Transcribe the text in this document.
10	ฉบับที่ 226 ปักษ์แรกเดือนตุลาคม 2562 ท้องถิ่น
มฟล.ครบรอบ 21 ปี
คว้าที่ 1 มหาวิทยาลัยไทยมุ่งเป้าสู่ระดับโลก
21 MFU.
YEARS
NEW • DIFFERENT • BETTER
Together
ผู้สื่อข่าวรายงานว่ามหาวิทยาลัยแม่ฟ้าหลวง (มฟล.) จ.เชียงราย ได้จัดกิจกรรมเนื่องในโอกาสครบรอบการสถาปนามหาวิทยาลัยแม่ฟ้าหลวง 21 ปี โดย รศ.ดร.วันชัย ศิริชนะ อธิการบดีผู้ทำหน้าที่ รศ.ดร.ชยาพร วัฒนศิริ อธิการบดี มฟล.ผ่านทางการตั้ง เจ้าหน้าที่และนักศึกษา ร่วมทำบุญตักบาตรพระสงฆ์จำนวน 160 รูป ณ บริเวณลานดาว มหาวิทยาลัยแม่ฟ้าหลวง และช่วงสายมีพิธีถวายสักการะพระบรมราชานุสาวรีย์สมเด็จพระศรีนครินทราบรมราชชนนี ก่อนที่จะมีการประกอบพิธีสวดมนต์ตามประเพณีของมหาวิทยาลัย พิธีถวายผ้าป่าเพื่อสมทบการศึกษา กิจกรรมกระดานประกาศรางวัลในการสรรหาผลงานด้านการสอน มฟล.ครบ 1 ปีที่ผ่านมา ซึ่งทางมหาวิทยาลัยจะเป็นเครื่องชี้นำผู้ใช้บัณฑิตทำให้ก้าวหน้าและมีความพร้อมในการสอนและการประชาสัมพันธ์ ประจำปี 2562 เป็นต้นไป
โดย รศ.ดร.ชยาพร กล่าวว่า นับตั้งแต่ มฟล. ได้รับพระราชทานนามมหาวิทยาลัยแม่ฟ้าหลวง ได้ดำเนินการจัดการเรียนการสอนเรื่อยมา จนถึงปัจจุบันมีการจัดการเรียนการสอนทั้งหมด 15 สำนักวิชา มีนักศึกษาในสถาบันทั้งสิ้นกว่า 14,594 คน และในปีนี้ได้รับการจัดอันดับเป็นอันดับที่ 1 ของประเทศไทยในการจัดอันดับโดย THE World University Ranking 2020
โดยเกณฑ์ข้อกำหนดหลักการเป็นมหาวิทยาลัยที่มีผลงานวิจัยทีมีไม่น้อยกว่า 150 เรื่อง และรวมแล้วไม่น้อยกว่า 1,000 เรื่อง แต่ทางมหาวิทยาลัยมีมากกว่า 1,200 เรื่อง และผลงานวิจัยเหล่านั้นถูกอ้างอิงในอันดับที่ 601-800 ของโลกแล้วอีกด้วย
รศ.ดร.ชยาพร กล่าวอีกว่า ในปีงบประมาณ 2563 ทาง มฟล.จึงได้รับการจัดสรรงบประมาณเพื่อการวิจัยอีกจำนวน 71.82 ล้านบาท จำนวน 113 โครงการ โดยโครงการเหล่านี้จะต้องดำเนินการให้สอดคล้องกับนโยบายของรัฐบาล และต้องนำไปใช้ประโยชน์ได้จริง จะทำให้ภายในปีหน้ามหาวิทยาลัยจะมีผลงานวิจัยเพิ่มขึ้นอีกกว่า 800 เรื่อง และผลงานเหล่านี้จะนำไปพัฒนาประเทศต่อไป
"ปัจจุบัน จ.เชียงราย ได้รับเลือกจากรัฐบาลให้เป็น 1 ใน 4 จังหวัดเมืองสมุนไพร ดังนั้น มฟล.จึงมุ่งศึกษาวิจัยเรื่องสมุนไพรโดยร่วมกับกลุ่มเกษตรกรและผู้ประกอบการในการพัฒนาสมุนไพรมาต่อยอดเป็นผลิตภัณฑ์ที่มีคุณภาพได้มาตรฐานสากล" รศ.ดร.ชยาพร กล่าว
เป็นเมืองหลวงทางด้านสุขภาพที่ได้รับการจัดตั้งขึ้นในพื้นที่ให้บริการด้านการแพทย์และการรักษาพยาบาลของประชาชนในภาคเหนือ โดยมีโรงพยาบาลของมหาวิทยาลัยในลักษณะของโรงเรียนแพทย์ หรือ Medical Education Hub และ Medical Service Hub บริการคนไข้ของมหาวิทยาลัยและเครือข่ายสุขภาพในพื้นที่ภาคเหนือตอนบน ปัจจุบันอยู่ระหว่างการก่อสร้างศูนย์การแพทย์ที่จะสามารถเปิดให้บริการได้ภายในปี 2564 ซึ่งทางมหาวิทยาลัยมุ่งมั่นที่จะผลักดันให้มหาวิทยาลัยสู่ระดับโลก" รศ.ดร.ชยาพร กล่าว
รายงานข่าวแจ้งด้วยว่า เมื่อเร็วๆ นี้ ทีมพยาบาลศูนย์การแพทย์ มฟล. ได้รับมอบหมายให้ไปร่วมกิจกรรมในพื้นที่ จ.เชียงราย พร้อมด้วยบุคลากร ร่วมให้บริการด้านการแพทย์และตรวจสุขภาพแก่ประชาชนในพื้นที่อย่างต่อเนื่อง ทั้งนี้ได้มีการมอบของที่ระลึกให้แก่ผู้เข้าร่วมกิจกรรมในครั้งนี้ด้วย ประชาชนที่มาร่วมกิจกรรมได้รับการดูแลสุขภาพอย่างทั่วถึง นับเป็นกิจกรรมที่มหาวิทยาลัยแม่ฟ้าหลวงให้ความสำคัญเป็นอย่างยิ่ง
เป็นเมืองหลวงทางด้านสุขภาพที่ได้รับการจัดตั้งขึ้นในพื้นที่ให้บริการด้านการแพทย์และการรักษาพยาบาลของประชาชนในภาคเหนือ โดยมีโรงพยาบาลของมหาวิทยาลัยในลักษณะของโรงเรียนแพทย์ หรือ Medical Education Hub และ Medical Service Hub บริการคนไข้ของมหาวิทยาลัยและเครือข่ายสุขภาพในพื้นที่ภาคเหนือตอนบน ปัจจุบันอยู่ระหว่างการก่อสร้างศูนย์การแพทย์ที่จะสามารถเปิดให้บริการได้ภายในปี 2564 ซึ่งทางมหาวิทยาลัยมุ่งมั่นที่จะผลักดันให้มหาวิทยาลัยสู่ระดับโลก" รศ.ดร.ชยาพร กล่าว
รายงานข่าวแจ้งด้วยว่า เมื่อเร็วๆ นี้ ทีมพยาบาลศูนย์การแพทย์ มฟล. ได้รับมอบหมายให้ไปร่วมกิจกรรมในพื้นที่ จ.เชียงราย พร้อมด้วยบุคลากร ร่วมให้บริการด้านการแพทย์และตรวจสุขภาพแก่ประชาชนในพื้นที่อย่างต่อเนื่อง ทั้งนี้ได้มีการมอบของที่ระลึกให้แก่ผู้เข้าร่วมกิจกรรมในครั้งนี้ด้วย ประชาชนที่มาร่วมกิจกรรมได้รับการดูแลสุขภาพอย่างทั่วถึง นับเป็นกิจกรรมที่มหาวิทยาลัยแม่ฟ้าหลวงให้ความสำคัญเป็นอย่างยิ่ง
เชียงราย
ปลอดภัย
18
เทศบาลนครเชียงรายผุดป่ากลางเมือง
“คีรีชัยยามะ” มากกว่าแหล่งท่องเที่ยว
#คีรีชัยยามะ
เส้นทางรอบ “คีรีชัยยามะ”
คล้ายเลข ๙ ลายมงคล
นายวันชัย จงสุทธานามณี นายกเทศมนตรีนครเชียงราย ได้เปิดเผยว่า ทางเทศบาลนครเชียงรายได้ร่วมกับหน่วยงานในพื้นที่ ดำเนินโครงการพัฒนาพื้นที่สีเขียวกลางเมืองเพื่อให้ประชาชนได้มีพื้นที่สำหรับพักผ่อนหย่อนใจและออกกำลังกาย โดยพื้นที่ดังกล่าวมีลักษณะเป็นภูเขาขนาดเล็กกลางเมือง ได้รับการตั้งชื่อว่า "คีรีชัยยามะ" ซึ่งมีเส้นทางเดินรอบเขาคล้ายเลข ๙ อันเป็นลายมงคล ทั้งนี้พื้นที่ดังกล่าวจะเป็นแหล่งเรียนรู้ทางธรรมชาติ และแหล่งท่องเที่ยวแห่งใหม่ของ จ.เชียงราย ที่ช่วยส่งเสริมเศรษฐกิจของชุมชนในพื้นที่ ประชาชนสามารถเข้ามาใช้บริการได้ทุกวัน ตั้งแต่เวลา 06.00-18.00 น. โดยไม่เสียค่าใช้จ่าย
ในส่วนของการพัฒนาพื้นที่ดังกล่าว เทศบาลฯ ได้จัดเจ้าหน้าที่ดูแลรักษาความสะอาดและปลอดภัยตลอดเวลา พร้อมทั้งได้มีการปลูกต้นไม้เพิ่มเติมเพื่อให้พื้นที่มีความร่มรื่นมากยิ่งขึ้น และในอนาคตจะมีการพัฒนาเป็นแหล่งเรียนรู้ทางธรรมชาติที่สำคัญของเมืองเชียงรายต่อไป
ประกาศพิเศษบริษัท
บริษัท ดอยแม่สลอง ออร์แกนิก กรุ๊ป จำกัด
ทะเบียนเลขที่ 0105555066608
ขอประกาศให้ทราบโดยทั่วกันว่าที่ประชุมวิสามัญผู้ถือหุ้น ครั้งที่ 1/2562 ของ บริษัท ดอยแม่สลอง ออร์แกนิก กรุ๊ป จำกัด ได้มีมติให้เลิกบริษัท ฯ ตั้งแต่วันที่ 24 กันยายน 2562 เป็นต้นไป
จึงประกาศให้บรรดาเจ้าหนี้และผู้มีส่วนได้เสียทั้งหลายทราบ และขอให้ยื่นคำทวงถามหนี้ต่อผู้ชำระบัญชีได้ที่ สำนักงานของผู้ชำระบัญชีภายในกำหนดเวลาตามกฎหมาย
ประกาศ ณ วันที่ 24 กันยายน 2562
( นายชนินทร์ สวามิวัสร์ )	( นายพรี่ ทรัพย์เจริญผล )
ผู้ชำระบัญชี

● ● ●

◆ WHAT IS EXPECTED ◆
Of all the lines in the material above, how many contain the word "สลอง"? Give only the count.

◆ RESULT OF THE EXERCISE ◆
2